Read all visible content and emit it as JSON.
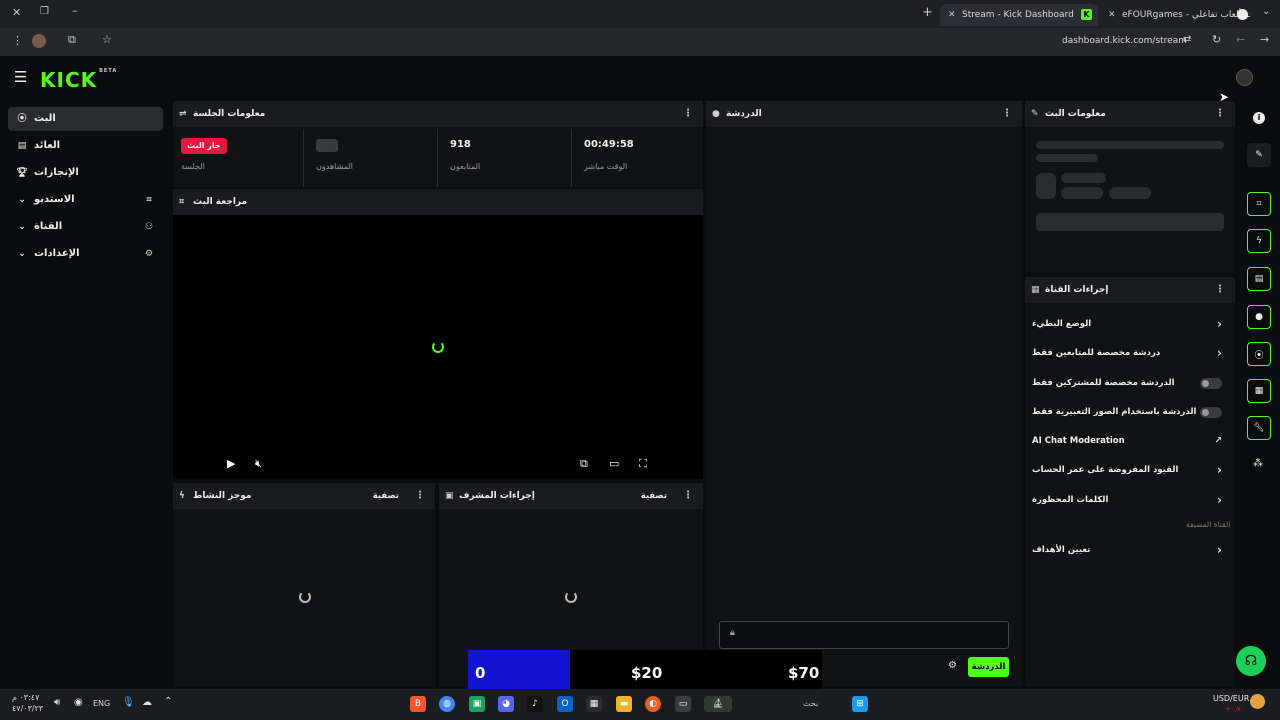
{
  "browser": {
    "tabs": [
      {
        "label": "Stream - Kick Dashboard",
        "active": true
      },
      {
        "label": "eFOURgames - متجر ألعاب تفاعلي",
        "active": false
      }
    ],
    "url": "dashboard.kick.com/stream"
  },
  "app": {
    "logo": "KICK",
    "logo_badge": "BETA",
    "accent": "#53fc18",
    "live_red": "#e5173f"
  },
  "sidebar": {
    "items": [
      {
        "label": "البث",
        "icon": "broadcast-icon",
        "active": true
      },
      {
        "label": "العائد",
        "icon": "money-icon",
        "active": false
      },
      {
        "label": "الإنجازات",
        "icon": "trophy-icon",
        "active": false
      },
      {
        "label": "الاستديو",
        "icon": "studio-icon",
        "active": false
      },
      {
        "label": "القناة",
        "icon": "channel-icon",
        "active": false
      },
      {
        "label": "الإعدادات",
        "icon": "gear-icon",
        "active": false
      }
    ]
  },
  "session": {
    "title": "معلومات الجلسة",
    "live_badge": "جار البث",
    "session_label": "الجلسة",
    "viewers_label": "المشاهدون",
    "followers_value": "918",
    "followers_label": "المتابعون",
    "uptime_value": "00:49:58",
    "uptime_label": "الوقت مباشر"
  },
  "preview": {
    "title": "مراجعة البث"
  },
  "activity": {
    "title": "موجز النشاط",
    "filter": "تصفية"
  },
  "mod": {
    "title": "إجراءات المشرف",
    "filter": "تصفية"
  },
  "chat": {
    "title": "الدردشة",
    "send_label": "الدردشة"
  },
  "stream_info": {
    "title": "معلومات البث"
  },
  "channel_actions": {
    "title": "إجراءات القناة",
    "items": [
      {
        "label": "الوضع البطيء",
        "control": "arrow"
      },
      {
        "label": "دردشة مخصصة للمتابعين فقط",
        "control": "arrow"
      },
      {
        "label": "الدردشة مخصصة للمشتركين فقط",
        "control": "toggle"
      },
      {
        "label": "الدردشة باستخدام الصور التعبيرية فقط",
        "control": "toggle"
      },
      {
        "label": "AI Chat Moderation",
        "control": "external"
      },
      {
        "label": "القيود المفروضة على عمر الحساب",
        "control": "arrow"
      },
      {
        "label": "الكلمات المحظورة",
        "control": "arrow"
      }
    ],
    "section_label": "القناة المضيفة",
    "goals_label": "تعيين الأهداف"
  },
  "overlay": {
    "goal_current": "0",
    "goal_mid": "$20",
    "goal_end": "$70",
    "progress_fraction": 0.0
  },
  "taskbar": {
    "lang": "ENG",
    "search_label": "بحث",
    "currency": "USD/EUR",
    "currency_change": "+٠٫٧٠",
    "time": "٠٣:٤٧ م",
    "date": "٤٧/٠٣/٢٣"
  }
}
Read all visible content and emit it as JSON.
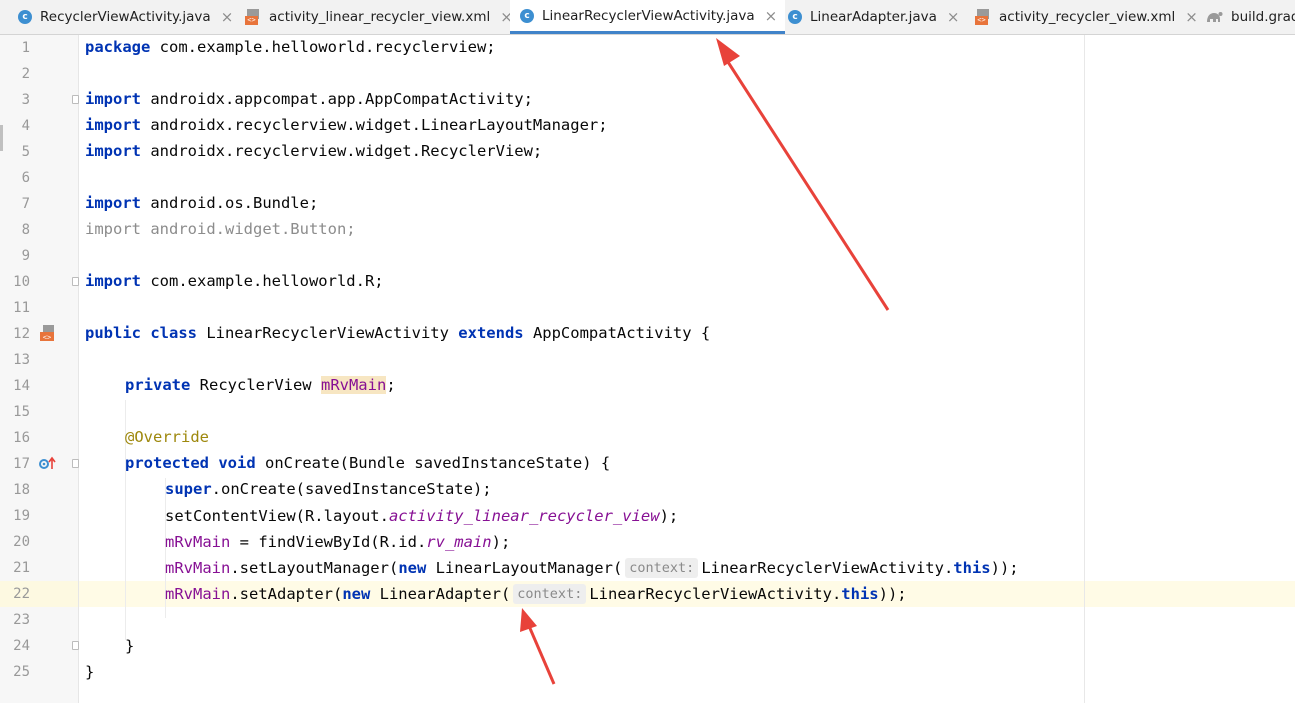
{
  "tabs": [
    {
      "label": "RecyclerViewActivity.java",
      "icon": "class-icon",
      "active": false
    },
    {
      "label": "activity_linear_recycler_view.xml",
      "icon": "xml-icon",
      "active": false
    },
    {
      "label": "LinearRecyclerViewActivity.java",
      "icon": "class-icon",
      "active": true
    },
    {
      "label": "LinearAdapter.java",
      "icon": "class-icon",
      "active": false
    },
    {
      "label": "activity_recycler_view.xml",
      "icon": "xml-icon",
      "active": false
    },
    {
      "label": "build.grad",
      "icon": "gradle-icon",
      "active": false
    }
  ],
  "close_glyph": "×",
  "line_numbers": [
    "1",
    "2",
    "3",
    "4",
    "5",
    "6",
    "7",
    "8",
    "9",
    "10",
    "11",
    "12",
    "13",
    "14",
    "15",
    "16",
    "17",
    "18",
    "19",
    "20",
    "21",
    "22",
    "23",
    "24",
    "25"
  ],
  "code": {
    "l1": {
      "kw": "package",
      "rest": " com.example.helloworld.recyclerview;"
    },
    "l3": {
      "kw": "import",
      "rest": " androidx.appcompat.app.AppCompatActivity;"
    },
    "l4": {
      "kw": "import",
      "rest": " androidx.recyclerview.widget.LinearLayoutManager;"
    },
    "l5": {
      "kw": "import",
      "rest": " androidx.recyclerview.widget.RecyclerView;"
    },
    "l7": {
      "kw": "import",
      "rest": " android.os.Bundle;"
    },
    "l8": {
      "kw": "import",
      "rest": " android.widget.Button;"
    },
    "l10": {
      "kw": "import",
      "rest": " com.example.helloworld.R;"
    },
    "l12": {
      "kw1": "public class",
      "mid": " LinearRecyclerViewActivity ",
      "kw2": "extends",
      "rest": " AppCompatActivity {"
    },
    "l14": {
      "kw": "private",
      "type": " RecyclerView ",
      "field": "mRvMain",
      "end": ";"
    },
    "l16": {
      "ann": "@Override"
    },
    "l17": {
      "kw": "protected void",
      "rest": " onCreate(Bundle savedInstanceState) {"
    },
    "l18": {
      "kw": "super",
      "rest": ".onCreate(savedInstanceState);"
    },
    "l19": {
      "pre": "setContentView(R.layout.",
      "ital": "activity_linear_recycler_view",
      "end": ");"
    },
    "l20": {
      "field": "mRvMain",
      "pre": " = findViewById(R.id.",
      "ital": "rv_main",
      "end": ");"
    },
    "l21": {
      "field": "mRvMain",
      "pre": ".setLayoutManager(",
      "kw": "new",
      "mid": " LinearLayoutManager(",
      "hint": "context:",
      "post": "LinearRecyclerViewActivity.",
      "kw2": "this",
      "end": "));"
    },
    "l22": {
      "field": "mRvMain",
      "pre": ".setAdapter(",
      "kw": "new",
      "mid": " LinearAdapter(",
      "hint": "context:",
      "post": "LinearRecyclerViewActivity.",
      "kw2": "this",
      "end": "));"
    },
    "l24": {
      "text": "}"
    },
    "l25": {
      "text": "}"
    }
  },
  "colors": {
    "keyword": "#0033b3",
    "field": "#871094",
    "annotation": "#9e880d",
    "arrow": "#e8423a",
    "tab_underline": "#4083c9"
  }
}
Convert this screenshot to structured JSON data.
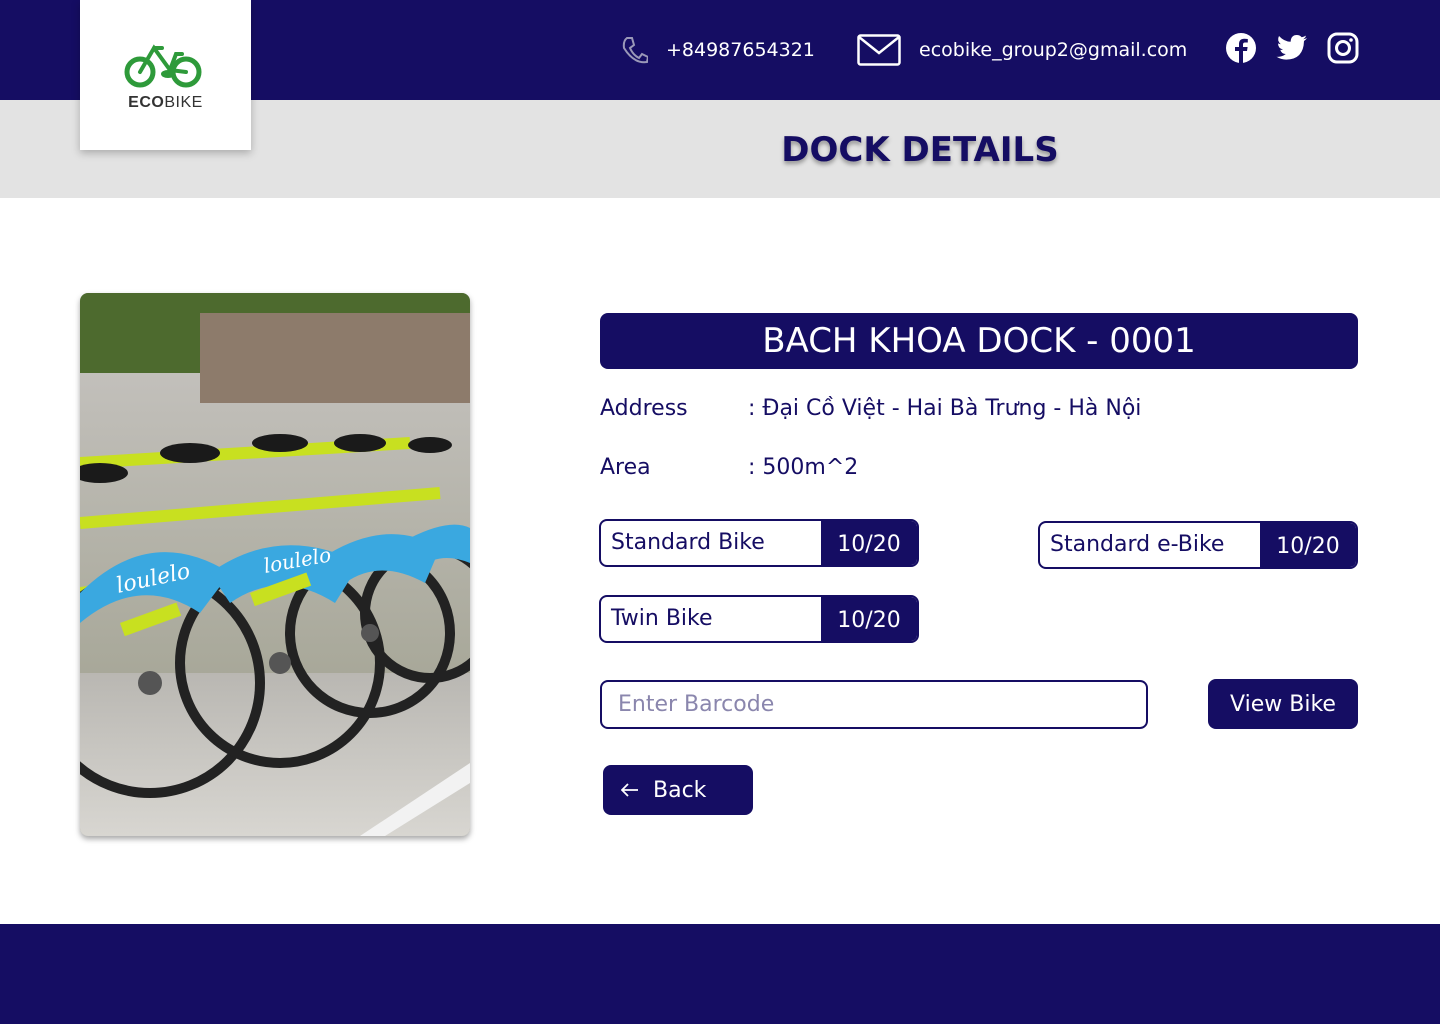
{
  "brand": {
    "name_bold": "ECO",
    "name_rest": "BIKE"
  },
  "header": {
    "phone": "+84987654321",
    "email": "ecobike_group2@gmail.com",
    "social": [
      "facebook-icon",
      "twitter-icon",
      "instagram-icon"
    ]
  },
  "page": {
    "title": "DOCK DETAILS"
  },
  "dock": {
    "name": "BACH KHOA DOCK - 0001",
    "address_label": "Address",
    "address_value": ": Đại Cồ Việt - Hai Bà Trưng - Hà Nội",
    "area_label": "Area",
    "area_value": ": 500m^2"
  },
  "bike_counts": [
    {
      "label": "Standard Bike",
      "value": "10/20"
    },
    {
      "label": "Standard e-Bike",
      "value": "10/20"
    },
    {
      "label": "Twin Bike",
      "value": "10/20"
    }
  ],
  "barcode": {
    "placeholder": "Enter Barcode"
  },
  "buttons": {
    "view_bike": "View Bike",
    "back": "Back"
  },
  "photo": {
    "brand_text": "loulelo"
  },
  "colors": {
    "primary": "#150d63",
    "subheader": "#e3e3e3",
    "logo_green": "#2e9a3a",
    "bike_yellow": "#c8e020",
    "bike_blue": "#3aa8e0"
  }
}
__________
In the records above, find each line that holds the word "الجلسة"; copy all such lines.

» **WORKED SOLUTION**
    "title": "معلومات الجلسة",
    "session_label": "الجلسة",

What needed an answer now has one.